Excerpts from a figure dataset:
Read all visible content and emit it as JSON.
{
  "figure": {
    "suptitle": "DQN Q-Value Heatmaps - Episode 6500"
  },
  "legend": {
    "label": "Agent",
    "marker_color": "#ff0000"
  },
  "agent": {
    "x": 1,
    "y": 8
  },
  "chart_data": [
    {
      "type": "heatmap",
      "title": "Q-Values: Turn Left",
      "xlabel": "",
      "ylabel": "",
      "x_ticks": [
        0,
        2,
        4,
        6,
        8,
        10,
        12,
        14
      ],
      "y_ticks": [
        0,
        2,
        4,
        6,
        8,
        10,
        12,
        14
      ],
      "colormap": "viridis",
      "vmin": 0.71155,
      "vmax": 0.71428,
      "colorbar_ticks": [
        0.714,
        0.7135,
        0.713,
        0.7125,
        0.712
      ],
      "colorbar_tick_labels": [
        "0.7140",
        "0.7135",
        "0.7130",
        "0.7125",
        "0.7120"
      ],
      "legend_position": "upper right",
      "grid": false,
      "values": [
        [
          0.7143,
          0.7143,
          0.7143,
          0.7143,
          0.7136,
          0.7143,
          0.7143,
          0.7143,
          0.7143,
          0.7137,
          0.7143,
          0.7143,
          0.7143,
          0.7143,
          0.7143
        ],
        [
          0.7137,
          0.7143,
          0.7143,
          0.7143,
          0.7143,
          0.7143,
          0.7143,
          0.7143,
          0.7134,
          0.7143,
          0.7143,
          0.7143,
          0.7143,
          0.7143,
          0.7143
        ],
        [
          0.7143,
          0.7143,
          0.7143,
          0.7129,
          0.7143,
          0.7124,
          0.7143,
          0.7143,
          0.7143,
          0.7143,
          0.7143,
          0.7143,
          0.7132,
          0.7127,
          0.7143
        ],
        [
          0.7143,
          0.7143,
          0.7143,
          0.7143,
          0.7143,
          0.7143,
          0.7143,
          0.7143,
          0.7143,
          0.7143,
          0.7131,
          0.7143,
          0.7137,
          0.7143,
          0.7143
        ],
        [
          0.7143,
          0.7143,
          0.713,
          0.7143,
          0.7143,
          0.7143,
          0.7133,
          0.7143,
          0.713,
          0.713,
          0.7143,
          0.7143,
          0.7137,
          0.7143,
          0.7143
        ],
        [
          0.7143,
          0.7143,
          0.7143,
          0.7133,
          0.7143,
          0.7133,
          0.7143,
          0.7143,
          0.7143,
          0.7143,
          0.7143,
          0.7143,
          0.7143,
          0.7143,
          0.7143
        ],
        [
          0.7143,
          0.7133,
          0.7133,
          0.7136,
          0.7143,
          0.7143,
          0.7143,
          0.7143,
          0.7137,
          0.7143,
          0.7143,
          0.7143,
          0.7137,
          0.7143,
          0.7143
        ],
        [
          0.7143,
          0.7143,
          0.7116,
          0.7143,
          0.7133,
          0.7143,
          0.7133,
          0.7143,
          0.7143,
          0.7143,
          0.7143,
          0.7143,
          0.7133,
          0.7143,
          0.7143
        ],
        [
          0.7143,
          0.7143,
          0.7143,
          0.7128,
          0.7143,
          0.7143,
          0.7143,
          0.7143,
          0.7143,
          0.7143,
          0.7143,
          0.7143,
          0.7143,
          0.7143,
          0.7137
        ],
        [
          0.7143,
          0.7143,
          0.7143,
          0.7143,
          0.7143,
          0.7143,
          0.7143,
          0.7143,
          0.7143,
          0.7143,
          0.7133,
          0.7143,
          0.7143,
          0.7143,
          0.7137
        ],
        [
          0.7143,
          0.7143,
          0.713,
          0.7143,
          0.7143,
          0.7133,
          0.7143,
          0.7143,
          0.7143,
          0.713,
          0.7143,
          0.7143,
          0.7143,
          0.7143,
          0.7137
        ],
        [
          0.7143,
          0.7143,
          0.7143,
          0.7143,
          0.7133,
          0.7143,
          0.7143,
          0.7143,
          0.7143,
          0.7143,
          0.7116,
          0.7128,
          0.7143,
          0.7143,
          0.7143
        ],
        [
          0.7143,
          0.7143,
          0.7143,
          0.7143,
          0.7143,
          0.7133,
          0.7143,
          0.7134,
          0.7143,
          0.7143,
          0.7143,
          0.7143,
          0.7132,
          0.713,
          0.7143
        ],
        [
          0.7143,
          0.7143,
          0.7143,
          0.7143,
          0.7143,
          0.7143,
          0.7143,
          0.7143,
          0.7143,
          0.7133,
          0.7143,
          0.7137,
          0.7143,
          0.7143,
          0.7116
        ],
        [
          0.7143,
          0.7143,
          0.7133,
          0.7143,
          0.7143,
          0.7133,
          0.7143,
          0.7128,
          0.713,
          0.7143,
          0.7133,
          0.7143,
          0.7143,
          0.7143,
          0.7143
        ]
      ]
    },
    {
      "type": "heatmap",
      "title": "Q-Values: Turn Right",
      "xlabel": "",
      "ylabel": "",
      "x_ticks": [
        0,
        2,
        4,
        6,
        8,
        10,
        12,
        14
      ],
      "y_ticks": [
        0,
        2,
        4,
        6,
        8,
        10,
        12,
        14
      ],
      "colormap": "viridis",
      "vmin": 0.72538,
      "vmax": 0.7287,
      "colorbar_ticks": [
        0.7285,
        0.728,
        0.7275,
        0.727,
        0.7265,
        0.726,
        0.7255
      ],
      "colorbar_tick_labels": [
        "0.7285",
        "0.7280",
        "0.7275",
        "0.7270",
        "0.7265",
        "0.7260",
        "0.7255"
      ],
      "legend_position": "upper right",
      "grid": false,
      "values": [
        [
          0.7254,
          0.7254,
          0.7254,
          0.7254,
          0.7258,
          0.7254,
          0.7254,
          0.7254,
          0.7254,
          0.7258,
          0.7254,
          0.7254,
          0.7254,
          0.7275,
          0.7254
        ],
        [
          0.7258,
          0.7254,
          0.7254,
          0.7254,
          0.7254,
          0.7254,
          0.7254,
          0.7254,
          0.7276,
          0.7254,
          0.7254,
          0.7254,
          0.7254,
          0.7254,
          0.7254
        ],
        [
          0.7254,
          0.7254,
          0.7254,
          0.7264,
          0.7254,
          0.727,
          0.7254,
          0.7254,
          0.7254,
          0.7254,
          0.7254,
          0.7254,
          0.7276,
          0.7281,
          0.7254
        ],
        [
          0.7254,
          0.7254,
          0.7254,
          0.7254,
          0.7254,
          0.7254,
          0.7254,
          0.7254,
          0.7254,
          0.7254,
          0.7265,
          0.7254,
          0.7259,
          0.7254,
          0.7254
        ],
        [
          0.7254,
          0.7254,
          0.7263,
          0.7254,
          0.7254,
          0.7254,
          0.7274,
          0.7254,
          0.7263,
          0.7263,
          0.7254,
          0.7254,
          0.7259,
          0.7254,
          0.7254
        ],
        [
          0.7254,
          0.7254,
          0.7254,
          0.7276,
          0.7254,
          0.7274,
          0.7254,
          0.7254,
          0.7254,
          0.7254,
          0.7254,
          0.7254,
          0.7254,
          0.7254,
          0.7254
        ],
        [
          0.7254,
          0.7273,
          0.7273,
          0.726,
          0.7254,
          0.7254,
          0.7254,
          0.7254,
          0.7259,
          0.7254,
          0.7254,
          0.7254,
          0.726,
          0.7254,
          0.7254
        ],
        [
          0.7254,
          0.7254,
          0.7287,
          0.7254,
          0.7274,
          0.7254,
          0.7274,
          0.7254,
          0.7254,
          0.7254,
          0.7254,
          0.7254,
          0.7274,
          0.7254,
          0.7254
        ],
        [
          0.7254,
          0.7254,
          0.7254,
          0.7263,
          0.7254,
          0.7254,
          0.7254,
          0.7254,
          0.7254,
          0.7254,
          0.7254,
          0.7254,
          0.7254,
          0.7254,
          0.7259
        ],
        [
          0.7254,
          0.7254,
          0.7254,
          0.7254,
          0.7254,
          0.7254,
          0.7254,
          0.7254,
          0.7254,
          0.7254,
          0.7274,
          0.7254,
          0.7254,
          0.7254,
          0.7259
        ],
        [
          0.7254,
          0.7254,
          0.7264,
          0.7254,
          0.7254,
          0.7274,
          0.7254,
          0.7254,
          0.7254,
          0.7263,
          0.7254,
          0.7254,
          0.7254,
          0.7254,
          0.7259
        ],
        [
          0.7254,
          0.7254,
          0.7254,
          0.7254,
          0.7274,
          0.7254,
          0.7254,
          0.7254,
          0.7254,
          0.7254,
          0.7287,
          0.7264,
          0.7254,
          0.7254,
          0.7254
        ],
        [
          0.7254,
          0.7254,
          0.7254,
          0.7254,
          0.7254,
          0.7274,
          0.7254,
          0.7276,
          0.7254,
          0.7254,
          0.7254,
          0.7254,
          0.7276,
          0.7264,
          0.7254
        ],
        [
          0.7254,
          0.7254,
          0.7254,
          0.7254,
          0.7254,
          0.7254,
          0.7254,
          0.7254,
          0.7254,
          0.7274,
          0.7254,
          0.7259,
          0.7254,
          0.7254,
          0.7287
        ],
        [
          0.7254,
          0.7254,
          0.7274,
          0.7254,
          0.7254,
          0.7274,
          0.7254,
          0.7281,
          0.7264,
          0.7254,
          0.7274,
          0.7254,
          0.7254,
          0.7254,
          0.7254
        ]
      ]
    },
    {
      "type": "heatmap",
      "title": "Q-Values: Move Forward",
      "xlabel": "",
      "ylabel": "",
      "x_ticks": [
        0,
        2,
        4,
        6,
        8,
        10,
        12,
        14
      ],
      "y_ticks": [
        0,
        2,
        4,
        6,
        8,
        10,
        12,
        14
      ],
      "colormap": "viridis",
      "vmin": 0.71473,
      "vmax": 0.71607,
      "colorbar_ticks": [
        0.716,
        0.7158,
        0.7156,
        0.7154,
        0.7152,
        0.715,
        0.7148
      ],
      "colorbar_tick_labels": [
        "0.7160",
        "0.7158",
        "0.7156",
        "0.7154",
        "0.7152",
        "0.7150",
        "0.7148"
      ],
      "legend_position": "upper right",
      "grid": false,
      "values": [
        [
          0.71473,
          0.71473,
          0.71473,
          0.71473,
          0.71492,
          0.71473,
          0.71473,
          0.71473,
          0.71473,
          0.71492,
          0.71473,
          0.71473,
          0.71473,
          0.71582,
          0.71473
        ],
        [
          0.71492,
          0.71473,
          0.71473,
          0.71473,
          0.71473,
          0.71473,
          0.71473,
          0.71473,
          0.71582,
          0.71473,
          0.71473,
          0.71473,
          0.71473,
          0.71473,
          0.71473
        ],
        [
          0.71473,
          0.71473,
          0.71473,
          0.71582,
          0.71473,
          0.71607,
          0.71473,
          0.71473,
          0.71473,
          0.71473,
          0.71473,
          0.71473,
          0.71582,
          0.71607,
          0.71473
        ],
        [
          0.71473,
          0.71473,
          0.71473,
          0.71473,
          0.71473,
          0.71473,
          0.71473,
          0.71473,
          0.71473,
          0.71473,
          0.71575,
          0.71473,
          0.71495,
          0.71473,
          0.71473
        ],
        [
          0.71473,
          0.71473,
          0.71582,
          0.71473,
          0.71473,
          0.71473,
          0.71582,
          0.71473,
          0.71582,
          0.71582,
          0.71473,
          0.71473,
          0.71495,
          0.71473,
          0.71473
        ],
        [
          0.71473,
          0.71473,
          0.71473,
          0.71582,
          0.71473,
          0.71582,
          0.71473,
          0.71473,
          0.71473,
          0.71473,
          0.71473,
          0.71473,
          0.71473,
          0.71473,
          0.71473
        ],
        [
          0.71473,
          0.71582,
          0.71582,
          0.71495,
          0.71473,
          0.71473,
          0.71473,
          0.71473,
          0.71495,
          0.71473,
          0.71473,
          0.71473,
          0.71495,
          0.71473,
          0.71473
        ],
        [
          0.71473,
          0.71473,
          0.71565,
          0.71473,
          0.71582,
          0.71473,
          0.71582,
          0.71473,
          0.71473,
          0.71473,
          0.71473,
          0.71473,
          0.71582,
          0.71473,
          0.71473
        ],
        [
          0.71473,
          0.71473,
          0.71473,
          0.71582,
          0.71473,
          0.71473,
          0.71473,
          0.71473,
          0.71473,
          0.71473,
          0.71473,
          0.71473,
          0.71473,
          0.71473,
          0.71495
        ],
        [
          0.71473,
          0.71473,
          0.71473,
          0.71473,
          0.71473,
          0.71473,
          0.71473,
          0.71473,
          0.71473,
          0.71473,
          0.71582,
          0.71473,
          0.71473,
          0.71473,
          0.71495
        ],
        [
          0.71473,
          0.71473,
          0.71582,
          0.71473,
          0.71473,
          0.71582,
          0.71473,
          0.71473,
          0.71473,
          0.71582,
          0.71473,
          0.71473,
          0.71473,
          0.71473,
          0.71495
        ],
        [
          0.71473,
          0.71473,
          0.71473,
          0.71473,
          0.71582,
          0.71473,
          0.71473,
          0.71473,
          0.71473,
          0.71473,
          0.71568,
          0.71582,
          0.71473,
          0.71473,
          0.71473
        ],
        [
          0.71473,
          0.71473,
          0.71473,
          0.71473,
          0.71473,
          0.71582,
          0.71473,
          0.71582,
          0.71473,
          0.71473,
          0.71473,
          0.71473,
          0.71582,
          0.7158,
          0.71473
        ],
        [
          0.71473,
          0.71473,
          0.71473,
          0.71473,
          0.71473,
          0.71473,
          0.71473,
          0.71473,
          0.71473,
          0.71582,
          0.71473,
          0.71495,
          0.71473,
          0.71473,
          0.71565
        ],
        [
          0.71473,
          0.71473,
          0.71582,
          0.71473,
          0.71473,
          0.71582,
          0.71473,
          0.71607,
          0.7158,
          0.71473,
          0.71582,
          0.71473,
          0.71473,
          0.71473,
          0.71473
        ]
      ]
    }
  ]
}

▶ [EXERCISE TASK]: Review the preceding data and report every line that includes the string "Turn".

▶ [TASK OUTPUT]:
      "title": "Q-Values: Turn Left",
      "title": "Q-Values: Turn Right",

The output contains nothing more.